##### Dataset extract #####

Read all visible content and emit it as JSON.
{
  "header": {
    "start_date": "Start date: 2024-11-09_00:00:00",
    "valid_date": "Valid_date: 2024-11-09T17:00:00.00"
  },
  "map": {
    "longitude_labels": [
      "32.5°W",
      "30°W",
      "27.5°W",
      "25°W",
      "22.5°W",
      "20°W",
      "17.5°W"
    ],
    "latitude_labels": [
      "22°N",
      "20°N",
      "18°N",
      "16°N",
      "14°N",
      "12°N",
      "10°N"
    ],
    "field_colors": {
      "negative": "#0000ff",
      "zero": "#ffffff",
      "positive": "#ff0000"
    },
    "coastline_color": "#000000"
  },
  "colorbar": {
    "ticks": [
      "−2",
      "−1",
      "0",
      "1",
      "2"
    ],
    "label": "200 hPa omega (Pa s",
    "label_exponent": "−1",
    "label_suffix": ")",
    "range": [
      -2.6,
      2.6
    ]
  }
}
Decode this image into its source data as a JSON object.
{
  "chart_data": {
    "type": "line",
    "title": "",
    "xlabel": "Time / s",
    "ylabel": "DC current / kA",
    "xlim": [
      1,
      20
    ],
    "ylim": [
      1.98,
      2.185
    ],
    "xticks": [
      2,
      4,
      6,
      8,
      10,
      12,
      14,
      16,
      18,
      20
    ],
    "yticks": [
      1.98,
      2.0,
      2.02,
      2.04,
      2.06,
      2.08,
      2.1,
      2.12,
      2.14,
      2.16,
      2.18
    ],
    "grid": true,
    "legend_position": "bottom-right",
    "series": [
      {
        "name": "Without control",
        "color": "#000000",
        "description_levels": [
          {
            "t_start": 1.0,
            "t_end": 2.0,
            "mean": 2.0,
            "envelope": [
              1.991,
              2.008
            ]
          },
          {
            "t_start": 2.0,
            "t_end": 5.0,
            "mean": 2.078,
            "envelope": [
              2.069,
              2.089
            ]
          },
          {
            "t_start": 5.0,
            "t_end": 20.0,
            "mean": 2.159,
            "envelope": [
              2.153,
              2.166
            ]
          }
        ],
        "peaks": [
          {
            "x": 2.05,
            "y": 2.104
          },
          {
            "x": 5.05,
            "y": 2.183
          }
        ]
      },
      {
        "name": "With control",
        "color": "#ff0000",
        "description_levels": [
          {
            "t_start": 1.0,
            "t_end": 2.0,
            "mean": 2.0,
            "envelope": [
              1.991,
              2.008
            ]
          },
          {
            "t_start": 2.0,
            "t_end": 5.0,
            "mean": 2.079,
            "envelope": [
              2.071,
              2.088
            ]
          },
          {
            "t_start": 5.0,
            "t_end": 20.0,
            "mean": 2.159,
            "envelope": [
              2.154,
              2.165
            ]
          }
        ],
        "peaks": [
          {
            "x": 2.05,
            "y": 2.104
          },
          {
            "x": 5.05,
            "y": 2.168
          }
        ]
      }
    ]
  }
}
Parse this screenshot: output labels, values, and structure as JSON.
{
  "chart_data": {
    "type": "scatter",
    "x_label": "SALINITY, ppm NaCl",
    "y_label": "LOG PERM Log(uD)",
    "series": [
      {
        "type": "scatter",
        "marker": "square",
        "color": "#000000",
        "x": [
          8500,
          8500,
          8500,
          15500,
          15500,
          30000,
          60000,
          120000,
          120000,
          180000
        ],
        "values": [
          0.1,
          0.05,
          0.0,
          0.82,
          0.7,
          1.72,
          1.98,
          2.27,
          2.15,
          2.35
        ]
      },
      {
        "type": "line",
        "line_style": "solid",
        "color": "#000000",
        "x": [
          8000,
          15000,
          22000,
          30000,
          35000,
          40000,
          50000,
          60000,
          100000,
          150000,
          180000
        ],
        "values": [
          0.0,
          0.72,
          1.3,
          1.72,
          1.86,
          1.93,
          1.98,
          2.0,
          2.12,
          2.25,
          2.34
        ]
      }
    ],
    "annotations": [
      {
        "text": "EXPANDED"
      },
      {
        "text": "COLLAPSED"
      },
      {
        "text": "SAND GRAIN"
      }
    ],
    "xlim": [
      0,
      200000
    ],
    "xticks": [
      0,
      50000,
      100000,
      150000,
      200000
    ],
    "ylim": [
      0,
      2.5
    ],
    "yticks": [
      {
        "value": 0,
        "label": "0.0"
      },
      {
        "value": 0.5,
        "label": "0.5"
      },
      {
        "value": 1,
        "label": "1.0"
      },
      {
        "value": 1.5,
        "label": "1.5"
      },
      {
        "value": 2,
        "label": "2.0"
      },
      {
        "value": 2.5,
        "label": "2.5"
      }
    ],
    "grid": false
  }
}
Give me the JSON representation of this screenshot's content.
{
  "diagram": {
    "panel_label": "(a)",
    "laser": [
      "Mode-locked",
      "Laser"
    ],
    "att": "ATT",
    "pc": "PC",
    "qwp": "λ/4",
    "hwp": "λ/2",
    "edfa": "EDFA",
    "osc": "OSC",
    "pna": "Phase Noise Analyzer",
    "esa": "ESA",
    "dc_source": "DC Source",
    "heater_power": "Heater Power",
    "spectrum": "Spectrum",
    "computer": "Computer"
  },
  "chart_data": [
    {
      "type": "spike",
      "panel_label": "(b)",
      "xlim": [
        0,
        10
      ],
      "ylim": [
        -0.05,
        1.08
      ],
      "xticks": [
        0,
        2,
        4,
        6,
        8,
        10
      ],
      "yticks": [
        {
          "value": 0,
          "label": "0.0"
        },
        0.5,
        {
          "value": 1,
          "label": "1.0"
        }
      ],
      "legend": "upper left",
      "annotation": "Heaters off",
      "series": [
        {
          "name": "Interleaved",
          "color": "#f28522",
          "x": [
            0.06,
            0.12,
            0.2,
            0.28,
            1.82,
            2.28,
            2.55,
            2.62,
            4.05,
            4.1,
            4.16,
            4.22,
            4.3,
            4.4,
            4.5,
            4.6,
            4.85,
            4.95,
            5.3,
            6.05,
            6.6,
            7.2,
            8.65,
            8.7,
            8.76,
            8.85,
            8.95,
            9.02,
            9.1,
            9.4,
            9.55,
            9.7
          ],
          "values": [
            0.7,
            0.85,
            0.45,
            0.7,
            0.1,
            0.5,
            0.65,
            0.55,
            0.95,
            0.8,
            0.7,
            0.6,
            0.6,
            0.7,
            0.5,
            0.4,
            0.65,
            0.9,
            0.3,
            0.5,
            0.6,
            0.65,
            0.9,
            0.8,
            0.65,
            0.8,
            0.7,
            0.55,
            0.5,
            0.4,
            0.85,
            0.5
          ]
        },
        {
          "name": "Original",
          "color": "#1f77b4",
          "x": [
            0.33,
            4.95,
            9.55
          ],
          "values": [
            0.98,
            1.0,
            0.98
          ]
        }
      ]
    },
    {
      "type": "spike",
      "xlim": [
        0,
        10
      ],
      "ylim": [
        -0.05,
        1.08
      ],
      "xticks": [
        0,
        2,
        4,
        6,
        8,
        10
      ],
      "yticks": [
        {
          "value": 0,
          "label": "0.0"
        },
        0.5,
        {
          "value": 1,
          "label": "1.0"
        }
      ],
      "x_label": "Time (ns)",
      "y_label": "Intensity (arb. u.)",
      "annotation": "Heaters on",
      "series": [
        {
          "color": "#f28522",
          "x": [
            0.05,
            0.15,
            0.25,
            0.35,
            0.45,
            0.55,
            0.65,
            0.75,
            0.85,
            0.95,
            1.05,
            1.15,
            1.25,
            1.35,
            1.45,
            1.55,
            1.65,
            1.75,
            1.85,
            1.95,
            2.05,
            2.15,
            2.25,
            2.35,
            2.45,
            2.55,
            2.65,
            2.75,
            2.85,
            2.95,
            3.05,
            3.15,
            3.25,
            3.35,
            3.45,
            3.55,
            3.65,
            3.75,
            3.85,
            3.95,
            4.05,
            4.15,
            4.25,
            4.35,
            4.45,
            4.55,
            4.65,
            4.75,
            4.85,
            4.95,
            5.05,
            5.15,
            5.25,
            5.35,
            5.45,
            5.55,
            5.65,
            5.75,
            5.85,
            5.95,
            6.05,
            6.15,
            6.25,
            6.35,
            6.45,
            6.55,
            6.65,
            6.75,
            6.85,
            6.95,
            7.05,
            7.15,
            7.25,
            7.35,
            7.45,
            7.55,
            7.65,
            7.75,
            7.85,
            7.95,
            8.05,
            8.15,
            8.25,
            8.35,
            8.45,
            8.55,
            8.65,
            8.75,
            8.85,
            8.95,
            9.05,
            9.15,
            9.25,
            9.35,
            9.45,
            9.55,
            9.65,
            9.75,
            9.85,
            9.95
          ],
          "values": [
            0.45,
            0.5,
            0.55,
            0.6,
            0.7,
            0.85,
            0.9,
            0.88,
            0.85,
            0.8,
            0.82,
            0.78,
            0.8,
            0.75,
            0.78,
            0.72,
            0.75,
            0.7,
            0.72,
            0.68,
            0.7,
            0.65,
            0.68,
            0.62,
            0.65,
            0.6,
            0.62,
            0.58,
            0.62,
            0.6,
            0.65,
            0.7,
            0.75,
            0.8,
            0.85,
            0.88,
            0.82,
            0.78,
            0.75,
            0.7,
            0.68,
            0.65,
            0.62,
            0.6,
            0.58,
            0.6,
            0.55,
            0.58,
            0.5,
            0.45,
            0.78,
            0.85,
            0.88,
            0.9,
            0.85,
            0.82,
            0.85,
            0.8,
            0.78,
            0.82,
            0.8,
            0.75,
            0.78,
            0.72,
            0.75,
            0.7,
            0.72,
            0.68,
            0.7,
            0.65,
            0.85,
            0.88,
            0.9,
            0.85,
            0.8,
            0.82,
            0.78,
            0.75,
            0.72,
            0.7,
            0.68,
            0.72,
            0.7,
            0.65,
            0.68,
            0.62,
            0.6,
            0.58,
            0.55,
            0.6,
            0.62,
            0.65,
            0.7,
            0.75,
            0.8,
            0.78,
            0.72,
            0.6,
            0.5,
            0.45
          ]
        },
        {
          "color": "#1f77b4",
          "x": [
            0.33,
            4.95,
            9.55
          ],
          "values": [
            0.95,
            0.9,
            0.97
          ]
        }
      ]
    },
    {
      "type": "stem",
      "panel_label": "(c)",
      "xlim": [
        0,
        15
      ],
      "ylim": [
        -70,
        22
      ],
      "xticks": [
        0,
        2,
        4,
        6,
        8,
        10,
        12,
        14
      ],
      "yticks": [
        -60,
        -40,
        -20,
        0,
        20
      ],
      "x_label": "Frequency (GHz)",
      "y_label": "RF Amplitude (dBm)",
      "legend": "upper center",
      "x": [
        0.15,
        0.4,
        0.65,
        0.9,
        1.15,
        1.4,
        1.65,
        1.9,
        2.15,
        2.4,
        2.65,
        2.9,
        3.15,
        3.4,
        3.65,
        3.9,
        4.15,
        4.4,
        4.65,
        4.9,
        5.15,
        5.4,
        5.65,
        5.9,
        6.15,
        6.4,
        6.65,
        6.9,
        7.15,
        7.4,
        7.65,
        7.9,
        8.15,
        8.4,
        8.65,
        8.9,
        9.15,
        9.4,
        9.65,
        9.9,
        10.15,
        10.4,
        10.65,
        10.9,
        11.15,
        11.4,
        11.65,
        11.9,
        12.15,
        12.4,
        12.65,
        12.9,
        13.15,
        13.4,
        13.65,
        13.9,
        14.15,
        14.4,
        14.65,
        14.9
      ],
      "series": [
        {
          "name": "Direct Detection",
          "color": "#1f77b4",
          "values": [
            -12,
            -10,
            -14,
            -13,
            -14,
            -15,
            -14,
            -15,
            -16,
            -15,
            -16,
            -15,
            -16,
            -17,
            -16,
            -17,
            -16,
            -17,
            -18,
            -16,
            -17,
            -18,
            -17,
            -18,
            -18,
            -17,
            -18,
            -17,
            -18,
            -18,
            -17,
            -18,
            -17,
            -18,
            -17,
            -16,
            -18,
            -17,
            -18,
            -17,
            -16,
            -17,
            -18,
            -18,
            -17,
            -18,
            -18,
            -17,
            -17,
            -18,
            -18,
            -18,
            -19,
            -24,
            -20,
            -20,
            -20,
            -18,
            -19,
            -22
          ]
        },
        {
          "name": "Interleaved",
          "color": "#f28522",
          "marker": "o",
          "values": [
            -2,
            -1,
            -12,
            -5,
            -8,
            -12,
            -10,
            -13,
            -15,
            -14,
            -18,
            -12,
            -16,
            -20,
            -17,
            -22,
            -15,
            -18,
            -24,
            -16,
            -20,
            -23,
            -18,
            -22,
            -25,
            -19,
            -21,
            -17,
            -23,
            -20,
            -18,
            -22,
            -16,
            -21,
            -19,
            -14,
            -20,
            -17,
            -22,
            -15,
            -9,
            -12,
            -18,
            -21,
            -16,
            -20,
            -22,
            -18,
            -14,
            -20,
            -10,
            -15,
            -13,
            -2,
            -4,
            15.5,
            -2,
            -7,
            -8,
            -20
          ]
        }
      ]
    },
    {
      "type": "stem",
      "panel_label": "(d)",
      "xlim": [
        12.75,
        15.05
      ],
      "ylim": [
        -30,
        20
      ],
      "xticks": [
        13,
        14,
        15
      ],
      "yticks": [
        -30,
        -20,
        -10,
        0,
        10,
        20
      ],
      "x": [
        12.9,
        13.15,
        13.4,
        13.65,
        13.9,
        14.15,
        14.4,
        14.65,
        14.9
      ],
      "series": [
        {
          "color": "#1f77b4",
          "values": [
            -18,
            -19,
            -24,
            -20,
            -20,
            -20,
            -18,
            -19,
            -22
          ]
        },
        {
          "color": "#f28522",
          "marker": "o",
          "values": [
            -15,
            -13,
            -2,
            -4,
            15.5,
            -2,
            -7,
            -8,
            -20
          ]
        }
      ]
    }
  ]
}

#####

Objective.
Count the lines in which the string "text" appears, then report only that figure.

Full answer.
3